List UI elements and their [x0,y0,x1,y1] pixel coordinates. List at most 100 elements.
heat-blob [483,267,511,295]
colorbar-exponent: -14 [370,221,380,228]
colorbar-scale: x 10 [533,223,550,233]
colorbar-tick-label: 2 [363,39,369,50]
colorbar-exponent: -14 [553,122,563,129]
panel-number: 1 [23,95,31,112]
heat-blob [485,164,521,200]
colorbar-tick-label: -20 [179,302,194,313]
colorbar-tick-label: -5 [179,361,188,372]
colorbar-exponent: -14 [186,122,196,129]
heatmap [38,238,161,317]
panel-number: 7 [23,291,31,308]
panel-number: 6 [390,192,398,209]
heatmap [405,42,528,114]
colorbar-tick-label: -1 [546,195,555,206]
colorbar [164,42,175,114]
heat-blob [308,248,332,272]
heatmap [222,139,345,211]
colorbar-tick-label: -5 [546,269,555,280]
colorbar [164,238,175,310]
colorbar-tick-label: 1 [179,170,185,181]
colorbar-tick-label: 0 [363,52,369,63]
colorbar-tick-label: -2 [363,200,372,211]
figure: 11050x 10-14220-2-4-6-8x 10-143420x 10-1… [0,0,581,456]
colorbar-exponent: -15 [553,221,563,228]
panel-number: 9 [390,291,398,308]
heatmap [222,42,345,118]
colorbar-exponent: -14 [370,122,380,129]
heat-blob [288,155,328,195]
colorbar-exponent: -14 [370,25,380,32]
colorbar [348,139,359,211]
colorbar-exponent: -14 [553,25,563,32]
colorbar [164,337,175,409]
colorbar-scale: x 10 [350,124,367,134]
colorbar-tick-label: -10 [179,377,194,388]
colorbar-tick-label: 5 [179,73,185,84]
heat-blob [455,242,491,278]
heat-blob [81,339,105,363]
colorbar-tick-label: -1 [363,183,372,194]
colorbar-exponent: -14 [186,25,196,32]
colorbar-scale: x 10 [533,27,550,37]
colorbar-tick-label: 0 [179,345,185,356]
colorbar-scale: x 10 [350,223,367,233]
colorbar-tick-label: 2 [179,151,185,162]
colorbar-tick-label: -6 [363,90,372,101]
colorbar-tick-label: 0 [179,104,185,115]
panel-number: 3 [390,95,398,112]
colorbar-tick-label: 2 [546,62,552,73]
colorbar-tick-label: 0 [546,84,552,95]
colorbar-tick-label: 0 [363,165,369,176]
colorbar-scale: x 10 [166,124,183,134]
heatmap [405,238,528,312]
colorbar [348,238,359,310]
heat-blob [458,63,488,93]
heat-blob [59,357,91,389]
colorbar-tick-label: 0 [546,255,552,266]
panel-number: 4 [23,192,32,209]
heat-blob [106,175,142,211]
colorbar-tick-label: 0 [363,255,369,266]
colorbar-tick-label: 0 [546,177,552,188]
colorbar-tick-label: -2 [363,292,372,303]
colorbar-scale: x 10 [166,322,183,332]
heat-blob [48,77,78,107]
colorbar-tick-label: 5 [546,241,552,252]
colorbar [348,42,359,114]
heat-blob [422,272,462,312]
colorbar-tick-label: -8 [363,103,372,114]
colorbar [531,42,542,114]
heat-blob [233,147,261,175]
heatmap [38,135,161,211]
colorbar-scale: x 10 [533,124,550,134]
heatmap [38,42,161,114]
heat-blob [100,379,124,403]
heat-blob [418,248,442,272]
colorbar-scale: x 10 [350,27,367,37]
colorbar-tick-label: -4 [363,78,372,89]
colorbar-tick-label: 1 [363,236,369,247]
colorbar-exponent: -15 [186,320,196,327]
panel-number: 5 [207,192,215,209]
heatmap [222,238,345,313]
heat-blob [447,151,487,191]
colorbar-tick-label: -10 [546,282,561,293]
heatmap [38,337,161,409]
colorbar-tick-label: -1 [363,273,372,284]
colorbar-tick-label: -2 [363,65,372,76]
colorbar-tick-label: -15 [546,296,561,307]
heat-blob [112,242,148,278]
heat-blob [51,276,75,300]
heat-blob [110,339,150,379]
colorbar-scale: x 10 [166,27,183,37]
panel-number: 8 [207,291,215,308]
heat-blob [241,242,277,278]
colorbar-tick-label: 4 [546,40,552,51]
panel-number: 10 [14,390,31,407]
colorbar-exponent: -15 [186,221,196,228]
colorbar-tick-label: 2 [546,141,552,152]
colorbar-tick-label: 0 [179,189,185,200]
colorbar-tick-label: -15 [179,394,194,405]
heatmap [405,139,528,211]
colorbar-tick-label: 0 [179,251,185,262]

□ □ □ □

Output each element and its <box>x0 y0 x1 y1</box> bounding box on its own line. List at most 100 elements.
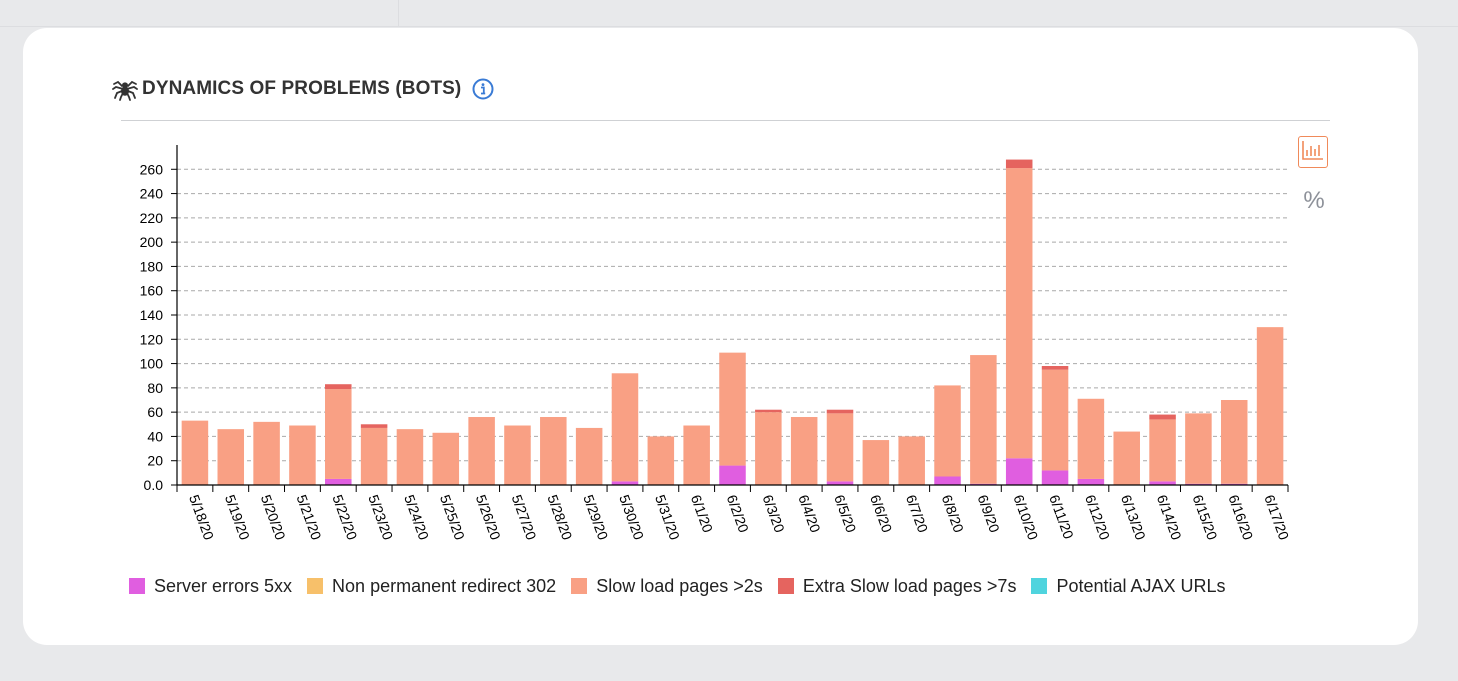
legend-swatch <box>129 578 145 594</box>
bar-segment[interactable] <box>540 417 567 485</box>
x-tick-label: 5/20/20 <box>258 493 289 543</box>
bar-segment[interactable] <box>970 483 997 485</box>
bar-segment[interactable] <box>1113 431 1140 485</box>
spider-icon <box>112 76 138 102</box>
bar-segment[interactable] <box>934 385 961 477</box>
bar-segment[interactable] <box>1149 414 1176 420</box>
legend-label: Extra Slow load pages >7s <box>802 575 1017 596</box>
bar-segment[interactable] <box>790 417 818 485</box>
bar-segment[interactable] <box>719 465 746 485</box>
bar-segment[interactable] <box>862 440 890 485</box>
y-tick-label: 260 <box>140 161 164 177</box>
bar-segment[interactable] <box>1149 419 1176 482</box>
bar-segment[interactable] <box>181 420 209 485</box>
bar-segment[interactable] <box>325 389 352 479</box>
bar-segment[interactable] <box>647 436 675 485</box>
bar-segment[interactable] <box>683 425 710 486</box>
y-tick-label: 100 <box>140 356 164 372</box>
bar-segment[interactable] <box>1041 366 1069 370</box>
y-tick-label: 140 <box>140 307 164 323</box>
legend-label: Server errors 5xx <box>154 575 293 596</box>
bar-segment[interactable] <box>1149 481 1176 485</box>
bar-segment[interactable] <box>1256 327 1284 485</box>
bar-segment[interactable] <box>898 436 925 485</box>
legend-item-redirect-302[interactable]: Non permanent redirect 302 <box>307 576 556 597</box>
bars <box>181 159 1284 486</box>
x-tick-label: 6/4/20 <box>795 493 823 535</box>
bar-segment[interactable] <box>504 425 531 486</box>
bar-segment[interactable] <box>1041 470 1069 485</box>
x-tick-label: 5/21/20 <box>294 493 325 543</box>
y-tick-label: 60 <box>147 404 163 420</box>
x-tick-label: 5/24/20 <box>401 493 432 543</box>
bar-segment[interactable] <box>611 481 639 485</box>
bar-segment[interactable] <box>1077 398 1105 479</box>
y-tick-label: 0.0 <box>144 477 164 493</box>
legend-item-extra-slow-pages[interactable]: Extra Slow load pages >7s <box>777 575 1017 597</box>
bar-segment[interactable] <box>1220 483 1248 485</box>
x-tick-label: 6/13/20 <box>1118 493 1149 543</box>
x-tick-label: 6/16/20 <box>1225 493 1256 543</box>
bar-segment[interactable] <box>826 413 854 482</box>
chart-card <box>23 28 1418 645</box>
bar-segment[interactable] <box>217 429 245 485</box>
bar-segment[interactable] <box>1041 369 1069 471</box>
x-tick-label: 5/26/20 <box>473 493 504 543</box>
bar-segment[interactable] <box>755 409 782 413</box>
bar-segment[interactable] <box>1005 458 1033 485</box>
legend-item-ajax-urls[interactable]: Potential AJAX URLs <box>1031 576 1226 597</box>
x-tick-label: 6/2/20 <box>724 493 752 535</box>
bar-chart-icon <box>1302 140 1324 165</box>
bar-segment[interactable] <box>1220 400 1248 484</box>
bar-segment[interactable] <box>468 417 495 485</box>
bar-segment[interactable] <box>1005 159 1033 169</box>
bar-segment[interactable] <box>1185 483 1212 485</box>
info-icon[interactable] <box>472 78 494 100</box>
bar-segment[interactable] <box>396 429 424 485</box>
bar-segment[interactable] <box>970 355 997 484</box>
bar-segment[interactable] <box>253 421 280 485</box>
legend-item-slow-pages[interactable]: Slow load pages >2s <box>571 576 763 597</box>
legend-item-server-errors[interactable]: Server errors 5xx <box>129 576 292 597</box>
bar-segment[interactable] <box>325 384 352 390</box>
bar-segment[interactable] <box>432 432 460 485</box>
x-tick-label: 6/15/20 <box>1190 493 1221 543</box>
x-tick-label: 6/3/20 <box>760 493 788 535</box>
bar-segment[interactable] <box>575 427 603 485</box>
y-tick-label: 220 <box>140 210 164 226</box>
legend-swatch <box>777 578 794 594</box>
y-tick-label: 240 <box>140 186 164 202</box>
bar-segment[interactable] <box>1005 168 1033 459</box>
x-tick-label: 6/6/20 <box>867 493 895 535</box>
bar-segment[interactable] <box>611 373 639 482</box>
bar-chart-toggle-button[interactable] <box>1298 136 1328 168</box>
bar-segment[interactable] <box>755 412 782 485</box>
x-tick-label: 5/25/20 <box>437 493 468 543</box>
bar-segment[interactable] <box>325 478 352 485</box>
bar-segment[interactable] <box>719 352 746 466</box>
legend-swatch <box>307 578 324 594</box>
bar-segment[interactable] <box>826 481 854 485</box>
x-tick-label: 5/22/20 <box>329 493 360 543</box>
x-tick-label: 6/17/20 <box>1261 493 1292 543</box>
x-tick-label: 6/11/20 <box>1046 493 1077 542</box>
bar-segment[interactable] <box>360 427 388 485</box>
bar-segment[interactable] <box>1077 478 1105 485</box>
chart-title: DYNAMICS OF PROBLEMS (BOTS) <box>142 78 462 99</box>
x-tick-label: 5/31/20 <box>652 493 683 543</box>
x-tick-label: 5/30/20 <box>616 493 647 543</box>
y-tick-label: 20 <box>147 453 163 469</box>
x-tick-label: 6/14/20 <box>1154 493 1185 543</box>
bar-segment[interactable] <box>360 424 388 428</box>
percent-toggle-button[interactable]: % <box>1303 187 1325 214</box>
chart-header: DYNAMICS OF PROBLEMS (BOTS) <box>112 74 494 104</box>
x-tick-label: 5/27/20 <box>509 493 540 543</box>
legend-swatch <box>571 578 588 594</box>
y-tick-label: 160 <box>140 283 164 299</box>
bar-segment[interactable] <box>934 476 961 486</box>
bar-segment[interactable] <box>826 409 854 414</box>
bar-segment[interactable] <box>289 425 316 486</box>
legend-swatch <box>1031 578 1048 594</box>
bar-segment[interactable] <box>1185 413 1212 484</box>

□ □ □ □

Can you render the material as a JSON list of strings, one per line and leaving out blank lines, starting at the line that contains "legend-swatch <box>129 578 145 594</box>" and stopping after the line that contains "spider-icon <box>112 76 138 102</box>"?

[
  "legend-swatch <box>129 578 145 594</box>",
  "bar-segment[interactable] <box>540 417 567 485</box>",
  "x-tick-label: 5/20/20 <box>258 493 289 543</box>",
  "bar-segment[interactable] <box>970 483 997 485</box>",
  "bar-segment[interactable] <box>1113 431 1140 485</box>",
  "spider-icon <box>112 76 138 102</box>"
]